- _EXERCISE DETAILS_
Please give the data below again in full, exactly as it stands.
++++++
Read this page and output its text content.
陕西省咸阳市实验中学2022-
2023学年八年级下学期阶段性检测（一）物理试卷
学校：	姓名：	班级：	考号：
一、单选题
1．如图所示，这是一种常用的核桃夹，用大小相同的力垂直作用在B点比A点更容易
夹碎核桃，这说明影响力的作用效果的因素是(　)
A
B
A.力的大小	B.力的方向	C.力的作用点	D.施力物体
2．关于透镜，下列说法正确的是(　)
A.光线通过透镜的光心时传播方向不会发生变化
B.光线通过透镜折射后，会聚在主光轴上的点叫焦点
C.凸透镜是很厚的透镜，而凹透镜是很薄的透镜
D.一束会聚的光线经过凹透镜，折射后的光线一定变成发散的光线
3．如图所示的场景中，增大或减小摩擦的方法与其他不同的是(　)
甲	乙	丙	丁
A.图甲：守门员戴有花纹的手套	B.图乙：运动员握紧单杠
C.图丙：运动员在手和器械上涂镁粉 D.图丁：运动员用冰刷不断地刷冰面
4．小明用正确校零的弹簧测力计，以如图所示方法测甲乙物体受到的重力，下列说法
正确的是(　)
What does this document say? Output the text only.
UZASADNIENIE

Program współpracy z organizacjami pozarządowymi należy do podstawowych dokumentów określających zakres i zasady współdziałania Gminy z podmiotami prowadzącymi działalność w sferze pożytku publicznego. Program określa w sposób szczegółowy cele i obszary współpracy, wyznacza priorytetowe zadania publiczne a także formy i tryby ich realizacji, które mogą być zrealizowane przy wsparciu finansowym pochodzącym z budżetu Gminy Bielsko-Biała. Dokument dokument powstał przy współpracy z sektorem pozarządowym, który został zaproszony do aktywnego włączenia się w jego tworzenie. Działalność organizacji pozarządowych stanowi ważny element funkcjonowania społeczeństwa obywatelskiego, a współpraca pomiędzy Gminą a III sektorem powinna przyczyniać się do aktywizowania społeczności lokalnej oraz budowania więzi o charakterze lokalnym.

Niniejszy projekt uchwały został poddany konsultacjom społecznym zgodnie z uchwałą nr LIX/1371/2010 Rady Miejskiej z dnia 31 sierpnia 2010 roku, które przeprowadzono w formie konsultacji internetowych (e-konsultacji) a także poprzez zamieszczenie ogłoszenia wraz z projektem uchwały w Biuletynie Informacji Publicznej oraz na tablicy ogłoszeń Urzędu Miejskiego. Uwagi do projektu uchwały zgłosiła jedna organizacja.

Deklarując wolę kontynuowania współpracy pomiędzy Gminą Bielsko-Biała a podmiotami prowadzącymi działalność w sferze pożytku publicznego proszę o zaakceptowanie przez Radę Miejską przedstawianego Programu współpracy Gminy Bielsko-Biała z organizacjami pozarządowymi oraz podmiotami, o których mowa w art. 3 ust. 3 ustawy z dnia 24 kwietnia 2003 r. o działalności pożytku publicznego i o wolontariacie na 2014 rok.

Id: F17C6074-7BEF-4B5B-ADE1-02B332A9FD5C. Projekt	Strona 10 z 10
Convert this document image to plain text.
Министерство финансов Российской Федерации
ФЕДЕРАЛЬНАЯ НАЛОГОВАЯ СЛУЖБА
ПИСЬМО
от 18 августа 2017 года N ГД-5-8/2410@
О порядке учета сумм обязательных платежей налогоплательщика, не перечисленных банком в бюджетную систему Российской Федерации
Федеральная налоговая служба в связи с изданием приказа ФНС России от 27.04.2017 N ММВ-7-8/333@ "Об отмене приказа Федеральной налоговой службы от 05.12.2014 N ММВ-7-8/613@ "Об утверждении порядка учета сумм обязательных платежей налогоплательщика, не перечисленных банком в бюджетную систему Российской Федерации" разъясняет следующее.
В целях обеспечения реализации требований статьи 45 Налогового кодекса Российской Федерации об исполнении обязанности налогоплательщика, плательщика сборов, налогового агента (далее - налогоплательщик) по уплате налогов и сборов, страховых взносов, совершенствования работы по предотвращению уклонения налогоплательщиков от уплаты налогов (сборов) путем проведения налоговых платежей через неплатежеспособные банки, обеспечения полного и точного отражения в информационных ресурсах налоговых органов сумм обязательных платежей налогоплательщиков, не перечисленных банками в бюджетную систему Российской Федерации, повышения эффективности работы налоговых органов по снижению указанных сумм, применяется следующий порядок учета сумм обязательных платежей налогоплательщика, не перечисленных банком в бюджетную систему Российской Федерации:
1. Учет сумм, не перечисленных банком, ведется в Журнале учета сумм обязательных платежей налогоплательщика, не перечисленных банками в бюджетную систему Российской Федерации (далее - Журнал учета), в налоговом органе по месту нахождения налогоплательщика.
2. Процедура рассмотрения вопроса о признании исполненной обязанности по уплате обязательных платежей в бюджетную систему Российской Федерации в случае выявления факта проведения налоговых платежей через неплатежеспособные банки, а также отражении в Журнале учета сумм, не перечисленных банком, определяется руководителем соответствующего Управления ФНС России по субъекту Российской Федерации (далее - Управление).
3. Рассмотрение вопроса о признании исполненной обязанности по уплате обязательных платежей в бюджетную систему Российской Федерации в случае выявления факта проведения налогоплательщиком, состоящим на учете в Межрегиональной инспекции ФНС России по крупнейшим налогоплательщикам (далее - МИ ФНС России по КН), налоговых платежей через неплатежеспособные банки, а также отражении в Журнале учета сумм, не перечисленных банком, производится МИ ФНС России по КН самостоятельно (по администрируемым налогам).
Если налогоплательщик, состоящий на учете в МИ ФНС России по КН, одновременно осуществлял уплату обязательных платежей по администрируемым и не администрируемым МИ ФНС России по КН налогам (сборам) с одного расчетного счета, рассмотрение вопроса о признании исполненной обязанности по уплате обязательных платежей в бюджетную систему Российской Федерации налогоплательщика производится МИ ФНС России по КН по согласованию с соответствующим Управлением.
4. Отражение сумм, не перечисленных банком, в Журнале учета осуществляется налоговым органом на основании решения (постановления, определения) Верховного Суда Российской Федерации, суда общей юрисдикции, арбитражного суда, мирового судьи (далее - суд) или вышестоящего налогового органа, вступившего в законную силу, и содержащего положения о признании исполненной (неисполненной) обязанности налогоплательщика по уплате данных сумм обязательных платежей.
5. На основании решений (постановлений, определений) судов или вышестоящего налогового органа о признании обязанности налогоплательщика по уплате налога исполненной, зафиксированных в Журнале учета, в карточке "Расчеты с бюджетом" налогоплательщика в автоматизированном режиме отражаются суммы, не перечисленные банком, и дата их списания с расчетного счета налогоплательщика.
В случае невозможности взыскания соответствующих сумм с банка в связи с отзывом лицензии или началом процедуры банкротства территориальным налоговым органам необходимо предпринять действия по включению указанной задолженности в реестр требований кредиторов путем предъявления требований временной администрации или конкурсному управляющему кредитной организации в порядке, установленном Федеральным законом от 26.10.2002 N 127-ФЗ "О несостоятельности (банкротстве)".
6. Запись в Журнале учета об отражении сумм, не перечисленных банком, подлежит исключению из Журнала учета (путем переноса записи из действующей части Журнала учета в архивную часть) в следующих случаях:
++++++
- _ANSWER IN FULL_
Read this page and output its text content.
陕西省咸阳市实验中学2022-
2023学年八年级下学期阶段性检测（一）物理试卷
学校：	姓名：	班级：	考号：
一、单选题
1．如图所示，这是一种常用的核桃夹，用大小相同的力垂直作用在B点比A点更容易
夹碎核桃，这说明影响力的作用效果的因素是(　)
A
B
A.力的大小	B.力的方向	C.力的作用点	D.施力物体
2．关于透镜，下列说法正确的是(　)
A.光线通过透镜的光心时传播方向不会发生变化
B.光线通过透镜折射后，会聚在主光轴上的点叫焦点
C.凸透镜是很厚的透镜，而凹透镜是很薄的透镜
D.一束会聚的光线经过凹透镜，折射后的光线一定变成发散的光线
3．如图所示的场景中，增大或减小摩擦的方法与其他不同的是(　)
甲	乙	丙	丁
A.图甲：守门员戴有花纹的手套	B.图乙：运动员握紧单杠
C.图丙：运动员在手和器械上涂镁粉 D.图丁：运动员用冰刷不断地刷冰面
4．小明用正确校零的弹簧测力计，以如图所示方法测甲乙物体受到的重力，下列说法
正确的是(　)
What does this document say? Output the text only.
UZASADNIENIE

Program współpracy z organizacjami pozarządowymi należy do podstawowych dokumentów określających zakres i zasady współdziałania Gminy z podmiotami prowadzącymi działalność w sferze pożytku publicznego. Program określa w sposób szczegółowy cele i obszary współpracy, wyznacza priorytetowe zadania publiczne a także formy i tryby ich realizacji, które mogą być zrealizowane przy wsparciu finansowym pochodzącym z budżetu Gminy Bielsko-Biała. Dokument dokument powstał przy współpracy z sektorem pozarządowym, który został zaproszony do aktywnego włączenia się w jego tworzenie. Działalność organizacji pozarządowych stanowi ważny element funkcjonowania społeczeństwa obywatelskiego, a współpraca pomiędzy Gminą a III sektorem powinna przyczyniać się do aktywizowania społeczności lokalnej oraz budowania więzi o charakterze lokalnym.

Niniejszy projekt uchwały został poddany konsultacjom społecznym zgodnie z uchwałą nr LIX/1371/2010 Rady Miejskiej z dnia 31 sierpnia 2010 roku, które przeprowadzono w formie konsultacji internetowych (e-konsultacji) a także poprzez zamieszczenie ogłoszenia wraz z projektem uchwały w Biuletynie Informacji Publicznej oraz na tablicy ogłoszeń Urzędu Miejskiego. Uwagi do projektu uchwały zgłosiła jedna organizacja.

Deklarując wolę kontynuowania współpracy pomiędzy Gminą Bielsko-Biała a podmiotami prowadzącymi działalność w sferze pożytku publicznego proszę o zaakceptowanie przez Radę Miejską przedstawianego Programu współpracy Gminy Bielsko-Biała z organizacjami pozarządowymi oraz podmiotami, o których mowa w art. 3 ust. 3 ustawy z dnia 24 kwietnia 2003 r. o działalności pożytku publicznego i o wolontariacie na 2014 rok.

Id: F17C6074-7BEF-4B5B-ADE1-02B332A9FD5C. Projekt	Strona 10 z 10
Convert this document image to plain text.
Министерство финансов Российской Федерации
ФЕДЕРАЛЬНАЯ НАЛОГОВАЯ СЛУЖБА
ПИСЬМО
от 18 августа 2017 года N ГД-5-8/2410@
О порядке учета сумм обязательных платежей налогоплательщика, не перечисленных банком в бюджетную систему Российской Федерации
Федеральная налоговая служба в связи с изданием приказа ФНС России от 27.04.2017 N ММВ-7-8/333@ "Об отмене приказа Федеральной налоговой службы от 05.12.2014 N ММВ-7-8/613@ "Об утверждении порядка учета сумм обязательных платежей налогоплательщика, не перечисленных банком в бюджетную систему Российской Федерации" разъясняет следующее.
В целях обеспечения реализации требований статьи 45 Налогового кодекса Российской Федерации об исполнении обязанности налогоплательщика, плательщика сборов, налогового агента (далее - налогоплательщик) по уплате налогов и сборов, страховых взносов, совершенствования работы по предотвращению уклонения налогоплательщиков от уплаты налогов (сборов) путем проведения налоговых платежей через неплатежеспособные банки, обеспечения полного и точного отражения в информационных ресурсах налоговых органов сумм обязательных платежей налогоплательщиков, не перечисленных банками в бюджетную систему Российской Федерации, повышения эффективности работы налоговых органов по снижению указанных сумм, применяется следующий порядок учета сумм обязательных платежей налогоплательщика, не перечисленных банком в бюджетную систему Российской Федерации:
1. Учет сумм, не перечисленных банком, ведется в Журнале учета сумм обязательных платежей налогоплательщика, не перечисленных банками в бюджетную систему Российской Федерации (далее - Журнал учета), в налоговом органе по месту нахождения налогоплательщика.
2. Процедура рассмотрения вопроса о признании исполненной обязанности по уплате обязательных платежей в бюджетную систему Российской Федерации в случае выявления факта проведения налоговых платежей через неплатежеспособные банки, а также отражении в Журнале учета сумм, не перечисленных банком, определяется руководителем соответствующего Управления ФНС России по субъекту Российской Федерации (далее - Управление).
3. Рассмотрение вопроса о признании исполненной обязанности по уплате обязательных платежей в бюджетную систему Российской Федерации в случае выявления факта проведения налогоплательщиком, состоящим на учете в Межрегиональной инспекции ФНС России по крупнейшим налогоплательщикам (далее - МИ ФНС России по КН), налоговых платежей через неплатежеспособные банки, а также отражении в Журнале учета сумм, не перечисленных банком, производится МИ ФНС России по КН самостоятельно (по администрируемым налогам).
Если налогоплательщик, состоящий на учете в МИ ФНС России по КН, одновременно осуществлял уплату обязательных платежей по администрируемым и не администрируемым МИ ФНС России по КН налогам (сборам) с одного расчетного счета, рассмотрение вопроса о признании исполненной обязанности по уплате обязательных платежей в бюджетную систему Российской Федерации налогоплательщика производится МИ ФНС России по КН по согласованию с соответствующим Управлением.
4. Отражение сумм, не перечисленных банком, в Журнале учета осуществляется налоговым органом на основании решения (постановления, определения) Верховного Суда Российской Федерации, суда общей юрисдикции, арбитражного суда, мирового судьи (далее - суд) или вышестоящего налогового органа, вступившего в законную силу, и содержащего положения о признании исполненной (неисполненной) обязанности налогоплательщика по уплате данных сумм обязательных платежей.
5. На основании решений (постановлений, определений) судов или вышестоящего налогового органа о признании обязанности налогоплательщика по уплате налога исполненной, зафиксированных в Журнале учета, в карточке "Расчеты с бюджетом" налогоплательщика в автоматизированном режиме отражаются суммы, не перечисленные банком, и дата их списания с расчетного счета налогоплательщика.
В случае невозможности взыскания соответствующих сумм с банка в связи с отзывом лицензии или началом процедуры банкротства территориальным налоговым органам необходимо предпринять действия по включению указанной задолженности в реестр требований кредиторов путем предъявления требований временной администрации или конкурсному управляющему кредитной организации в порядке, установленном Федеральным законом от 26.10.2002 N 127-ФЗ "О несостоятельности (банкротстве)".
6. Запись в Журнале учета об отражении сумм, не перечисленных банком, подлежит исключению из Журнала учета (путем переноса записи из действующей части Журнала учета в архивную часть) в следующих случаях:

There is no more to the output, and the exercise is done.